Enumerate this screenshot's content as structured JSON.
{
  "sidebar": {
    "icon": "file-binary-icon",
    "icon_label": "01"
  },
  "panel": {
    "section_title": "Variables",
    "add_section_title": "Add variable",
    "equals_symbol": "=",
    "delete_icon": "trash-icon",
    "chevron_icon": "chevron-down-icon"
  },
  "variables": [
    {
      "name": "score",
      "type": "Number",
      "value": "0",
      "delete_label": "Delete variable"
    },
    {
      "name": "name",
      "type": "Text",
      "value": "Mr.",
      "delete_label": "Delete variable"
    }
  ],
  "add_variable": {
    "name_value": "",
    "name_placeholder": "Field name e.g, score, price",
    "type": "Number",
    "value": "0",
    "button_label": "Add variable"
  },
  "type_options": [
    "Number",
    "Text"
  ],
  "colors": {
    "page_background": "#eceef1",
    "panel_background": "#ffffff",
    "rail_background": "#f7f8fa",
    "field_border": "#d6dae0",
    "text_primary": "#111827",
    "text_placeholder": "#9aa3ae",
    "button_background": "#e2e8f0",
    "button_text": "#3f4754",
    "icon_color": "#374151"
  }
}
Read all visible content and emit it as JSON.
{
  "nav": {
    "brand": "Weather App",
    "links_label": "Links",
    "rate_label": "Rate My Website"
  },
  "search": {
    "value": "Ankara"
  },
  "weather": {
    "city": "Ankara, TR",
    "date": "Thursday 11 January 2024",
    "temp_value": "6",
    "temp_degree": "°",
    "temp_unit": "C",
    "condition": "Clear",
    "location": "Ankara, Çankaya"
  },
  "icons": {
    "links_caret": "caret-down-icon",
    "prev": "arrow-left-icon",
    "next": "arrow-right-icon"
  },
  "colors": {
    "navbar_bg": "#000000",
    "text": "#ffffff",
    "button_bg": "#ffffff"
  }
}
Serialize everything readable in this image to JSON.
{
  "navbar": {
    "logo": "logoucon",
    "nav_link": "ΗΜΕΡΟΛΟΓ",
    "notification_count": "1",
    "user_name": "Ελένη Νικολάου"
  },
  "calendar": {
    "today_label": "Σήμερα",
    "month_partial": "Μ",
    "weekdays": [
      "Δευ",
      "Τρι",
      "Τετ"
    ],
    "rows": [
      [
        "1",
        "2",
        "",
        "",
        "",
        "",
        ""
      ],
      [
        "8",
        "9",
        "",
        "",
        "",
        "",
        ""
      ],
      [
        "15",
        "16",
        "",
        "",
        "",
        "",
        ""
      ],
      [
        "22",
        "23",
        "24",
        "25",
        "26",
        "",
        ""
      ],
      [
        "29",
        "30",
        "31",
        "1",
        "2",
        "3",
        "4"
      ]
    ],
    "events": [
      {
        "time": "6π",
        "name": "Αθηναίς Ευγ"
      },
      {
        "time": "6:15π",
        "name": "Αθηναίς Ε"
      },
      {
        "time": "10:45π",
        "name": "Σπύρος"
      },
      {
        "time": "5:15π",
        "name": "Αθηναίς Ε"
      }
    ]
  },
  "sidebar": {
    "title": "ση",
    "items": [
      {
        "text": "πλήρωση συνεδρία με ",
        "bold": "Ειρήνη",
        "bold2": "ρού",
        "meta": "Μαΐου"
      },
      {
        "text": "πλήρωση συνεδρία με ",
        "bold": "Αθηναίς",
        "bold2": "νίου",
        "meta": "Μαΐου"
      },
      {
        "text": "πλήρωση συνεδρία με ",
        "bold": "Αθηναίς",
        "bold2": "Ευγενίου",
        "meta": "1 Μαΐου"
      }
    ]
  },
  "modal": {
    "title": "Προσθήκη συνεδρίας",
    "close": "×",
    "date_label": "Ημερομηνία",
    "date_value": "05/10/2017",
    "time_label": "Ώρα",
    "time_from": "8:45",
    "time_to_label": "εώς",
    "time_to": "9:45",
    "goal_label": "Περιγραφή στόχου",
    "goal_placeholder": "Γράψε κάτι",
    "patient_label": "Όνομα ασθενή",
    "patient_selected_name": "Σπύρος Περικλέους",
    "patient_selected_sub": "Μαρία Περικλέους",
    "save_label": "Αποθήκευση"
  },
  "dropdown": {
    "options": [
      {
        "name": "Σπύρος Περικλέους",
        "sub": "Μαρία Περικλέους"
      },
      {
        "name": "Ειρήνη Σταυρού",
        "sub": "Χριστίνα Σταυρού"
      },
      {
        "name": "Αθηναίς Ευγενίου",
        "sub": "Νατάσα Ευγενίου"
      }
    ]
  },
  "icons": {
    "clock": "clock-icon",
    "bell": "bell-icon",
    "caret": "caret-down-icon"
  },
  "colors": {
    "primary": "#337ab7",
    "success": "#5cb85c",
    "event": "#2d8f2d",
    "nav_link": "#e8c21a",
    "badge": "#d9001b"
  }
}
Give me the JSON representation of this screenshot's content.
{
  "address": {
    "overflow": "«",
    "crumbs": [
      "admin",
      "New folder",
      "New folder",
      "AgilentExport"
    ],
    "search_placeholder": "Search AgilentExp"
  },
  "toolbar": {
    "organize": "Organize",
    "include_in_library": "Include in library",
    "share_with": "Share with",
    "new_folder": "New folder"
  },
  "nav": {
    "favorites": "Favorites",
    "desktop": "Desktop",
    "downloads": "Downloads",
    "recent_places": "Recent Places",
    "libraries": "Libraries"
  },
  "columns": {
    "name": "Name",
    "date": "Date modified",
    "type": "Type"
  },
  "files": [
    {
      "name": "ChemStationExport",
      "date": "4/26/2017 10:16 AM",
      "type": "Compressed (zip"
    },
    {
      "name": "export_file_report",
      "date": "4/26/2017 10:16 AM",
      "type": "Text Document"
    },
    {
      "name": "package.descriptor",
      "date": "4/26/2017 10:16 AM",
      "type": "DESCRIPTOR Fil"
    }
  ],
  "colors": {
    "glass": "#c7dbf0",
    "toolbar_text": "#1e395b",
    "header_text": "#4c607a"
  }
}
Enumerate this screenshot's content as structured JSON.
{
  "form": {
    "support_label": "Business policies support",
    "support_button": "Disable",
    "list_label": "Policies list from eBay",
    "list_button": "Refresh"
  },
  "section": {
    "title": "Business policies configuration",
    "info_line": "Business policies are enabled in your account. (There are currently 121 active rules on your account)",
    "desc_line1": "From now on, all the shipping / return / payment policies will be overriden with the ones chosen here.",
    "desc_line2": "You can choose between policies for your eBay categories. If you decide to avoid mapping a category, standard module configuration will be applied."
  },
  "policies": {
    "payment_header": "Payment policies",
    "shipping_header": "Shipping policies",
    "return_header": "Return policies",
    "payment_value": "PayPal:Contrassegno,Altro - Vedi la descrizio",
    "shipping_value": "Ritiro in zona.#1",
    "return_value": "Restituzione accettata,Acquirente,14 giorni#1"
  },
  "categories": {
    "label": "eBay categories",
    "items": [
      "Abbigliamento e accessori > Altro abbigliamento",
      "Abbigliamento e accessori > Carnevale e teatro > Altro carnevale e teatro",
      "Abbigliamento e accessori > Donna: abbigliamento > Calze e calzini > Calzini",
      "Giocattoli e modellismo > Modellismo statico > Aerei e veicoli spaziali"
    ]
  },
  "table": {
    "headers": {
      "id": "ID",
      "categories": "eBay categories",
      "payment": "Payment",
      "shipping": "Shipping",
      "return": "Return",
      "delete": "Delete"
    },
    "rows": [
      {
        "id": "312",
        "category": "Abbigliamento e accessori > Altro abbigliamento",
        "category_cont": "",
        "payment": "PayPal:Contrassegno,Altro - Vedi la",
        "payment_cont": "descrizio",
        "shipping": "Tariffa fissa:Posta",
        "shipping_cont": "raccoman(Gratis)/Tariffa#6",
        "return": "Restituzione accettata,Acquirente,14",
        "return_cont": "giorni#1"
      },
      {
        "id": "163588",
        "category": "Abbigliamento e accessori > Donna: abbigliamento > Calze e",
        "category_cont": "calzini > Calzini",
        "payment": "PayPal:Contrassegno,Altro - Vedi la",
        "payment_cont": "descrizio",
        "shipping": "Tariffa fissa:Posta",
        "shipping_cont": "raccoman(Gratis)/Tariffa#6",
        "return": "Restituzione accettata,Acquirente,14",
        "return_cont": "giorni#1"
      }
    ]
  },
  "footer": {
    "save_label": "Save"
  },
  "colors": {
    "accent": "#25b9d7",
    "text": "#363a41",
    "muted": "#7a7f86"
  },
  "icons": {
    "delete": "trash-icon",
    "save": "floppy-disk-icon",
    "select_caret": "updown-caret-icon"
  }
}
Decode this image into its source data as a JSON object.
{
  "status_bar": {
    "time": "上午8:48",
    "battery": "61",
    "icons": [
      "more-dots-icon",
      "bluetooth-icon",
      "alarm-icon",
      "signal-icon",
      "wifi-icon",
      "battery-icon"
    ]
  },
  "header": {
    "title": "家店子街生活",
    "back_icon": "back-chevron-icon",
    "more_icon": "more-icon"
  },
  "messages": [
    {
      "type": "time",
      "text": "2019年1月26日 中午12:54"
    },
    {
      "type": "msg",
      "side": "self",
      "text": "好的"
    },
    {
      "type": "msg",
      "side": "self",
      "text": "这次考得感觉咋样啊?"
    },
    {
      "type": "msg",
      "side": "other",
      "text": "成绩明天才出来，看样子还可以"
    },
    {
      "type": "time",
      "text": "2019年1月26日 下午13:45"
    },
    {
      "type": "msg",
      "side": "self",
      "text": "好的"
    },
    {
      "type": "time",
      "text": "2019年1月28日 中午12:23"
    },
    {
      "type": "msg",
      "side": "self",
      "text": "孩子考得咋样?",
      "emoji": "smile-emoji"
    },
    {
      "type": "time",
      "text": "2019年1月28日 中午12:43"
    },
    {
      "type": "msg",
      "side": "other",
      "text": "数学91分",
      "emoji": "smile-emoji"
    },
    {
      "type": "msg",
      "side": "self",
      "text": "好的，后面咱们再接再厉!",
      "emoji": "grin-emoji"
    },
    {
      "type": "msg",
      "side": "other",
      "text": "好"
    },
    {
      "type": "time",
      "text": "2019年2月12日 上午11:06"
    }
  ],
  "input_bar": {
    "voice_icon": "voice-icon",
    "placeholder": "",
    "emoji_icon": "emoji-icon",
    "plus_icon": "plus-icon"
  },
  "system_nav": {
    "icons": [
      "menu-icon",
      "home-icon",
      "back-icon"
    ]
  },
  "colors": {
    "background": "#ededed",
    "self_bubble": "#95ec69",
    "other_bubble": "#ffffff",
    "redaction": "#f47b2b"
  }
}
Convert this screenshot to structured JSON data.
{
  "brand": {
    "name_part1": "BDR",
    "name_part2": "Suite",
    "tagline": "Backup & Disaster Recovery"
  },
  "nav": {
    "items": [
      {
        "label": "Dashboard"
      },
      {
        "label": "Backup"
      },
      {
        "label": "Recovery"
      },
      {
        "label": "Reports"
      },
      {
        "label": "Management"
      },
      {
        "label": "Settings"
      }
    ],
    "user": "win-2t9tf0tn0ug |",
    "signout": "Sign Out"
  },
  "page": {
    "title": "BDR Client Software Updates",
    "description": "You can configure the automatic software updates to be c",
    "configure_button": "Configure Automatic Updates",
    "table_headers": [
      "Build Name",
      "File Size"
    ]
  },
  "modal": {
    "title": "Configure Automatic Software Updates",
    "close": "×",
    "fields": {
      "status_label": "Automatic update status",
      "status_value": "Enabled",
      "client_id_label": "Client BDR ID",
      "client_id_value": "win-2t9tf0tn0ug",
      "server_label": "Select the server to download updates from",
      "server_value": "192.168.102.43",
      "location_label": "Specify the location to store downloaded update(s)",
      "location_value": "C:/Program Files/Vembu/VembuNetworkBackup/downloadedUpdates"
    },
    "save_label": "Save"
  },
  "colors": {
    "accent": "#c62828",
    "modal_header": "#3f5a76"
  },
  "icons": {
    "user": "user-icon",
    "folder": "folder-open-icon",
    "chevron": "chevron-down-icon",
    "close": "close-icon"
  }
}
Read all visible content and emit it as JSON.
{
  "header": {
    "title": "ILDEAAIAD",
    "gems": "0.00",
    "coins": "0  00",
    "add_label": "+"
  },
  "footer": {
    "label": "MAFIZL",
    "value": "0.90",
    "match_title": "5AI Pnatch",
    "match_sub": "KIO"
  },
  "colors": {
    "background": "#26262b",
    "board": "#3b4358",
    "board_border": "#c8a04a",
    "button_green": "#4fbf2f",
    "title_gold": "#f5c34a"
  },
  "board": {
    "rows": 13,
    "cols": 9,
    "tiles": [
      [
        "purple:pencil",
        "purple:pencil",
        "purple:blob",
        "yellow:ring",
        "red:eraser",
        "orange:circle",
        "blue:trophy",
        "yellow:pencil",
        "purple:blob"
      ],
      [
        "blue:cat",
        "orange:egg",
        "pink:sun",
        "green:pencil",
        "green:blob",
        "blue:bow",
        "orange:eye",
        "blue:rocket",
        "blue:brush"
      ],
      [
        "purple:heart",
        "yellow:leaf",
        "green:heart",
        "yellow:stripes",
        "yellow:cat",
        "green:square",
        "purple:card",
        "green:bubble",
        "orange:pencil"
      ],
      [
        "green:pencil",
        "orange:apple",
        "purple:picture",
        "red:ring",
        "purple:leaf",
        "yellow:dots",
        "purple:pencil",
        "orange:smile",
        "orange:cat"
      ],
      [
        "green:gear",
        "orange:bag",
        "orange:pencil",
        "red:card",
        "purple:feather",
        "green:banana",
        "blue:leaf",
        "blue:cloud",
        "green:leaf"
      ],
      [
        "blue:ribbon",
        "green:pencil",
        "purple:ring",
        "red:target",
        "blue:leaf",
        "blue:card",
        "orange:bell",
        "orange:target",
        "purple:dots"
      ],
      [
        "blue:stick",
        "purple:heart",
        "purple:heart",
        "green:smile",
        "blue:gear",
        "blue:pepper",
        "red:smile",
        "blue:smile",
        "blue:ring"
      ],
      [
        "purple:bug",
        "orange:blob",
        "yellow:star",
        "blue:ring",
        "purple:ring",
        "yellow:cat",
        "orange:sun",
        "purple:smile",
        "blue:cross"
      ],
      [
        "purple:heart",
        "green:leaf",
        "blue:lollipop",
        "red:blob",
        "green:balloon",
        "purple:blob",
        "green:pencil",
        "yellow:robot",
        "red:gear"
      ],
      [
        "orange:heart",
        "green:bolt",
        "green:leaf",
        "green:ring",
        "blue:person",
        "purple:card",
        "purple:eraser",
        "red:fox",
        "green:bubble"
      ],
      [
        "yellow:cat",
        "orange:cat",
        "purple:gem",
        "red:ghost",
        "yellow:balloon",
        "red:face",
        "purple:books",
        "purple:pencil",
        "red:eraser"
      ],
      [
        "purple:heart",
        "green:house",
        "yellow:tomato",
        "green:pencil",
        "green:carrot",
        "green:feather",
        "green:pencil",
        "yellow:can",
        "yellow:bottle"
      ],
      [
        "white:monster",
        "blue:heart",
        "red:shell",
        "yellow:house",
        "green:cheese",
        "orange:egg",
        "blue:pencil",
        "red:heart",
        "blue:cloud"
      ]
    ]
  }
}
== == ==
| Exercise aim |
Using the material above, work out how many lines contain the string "leaf". Give that number alone.

| Task response |
7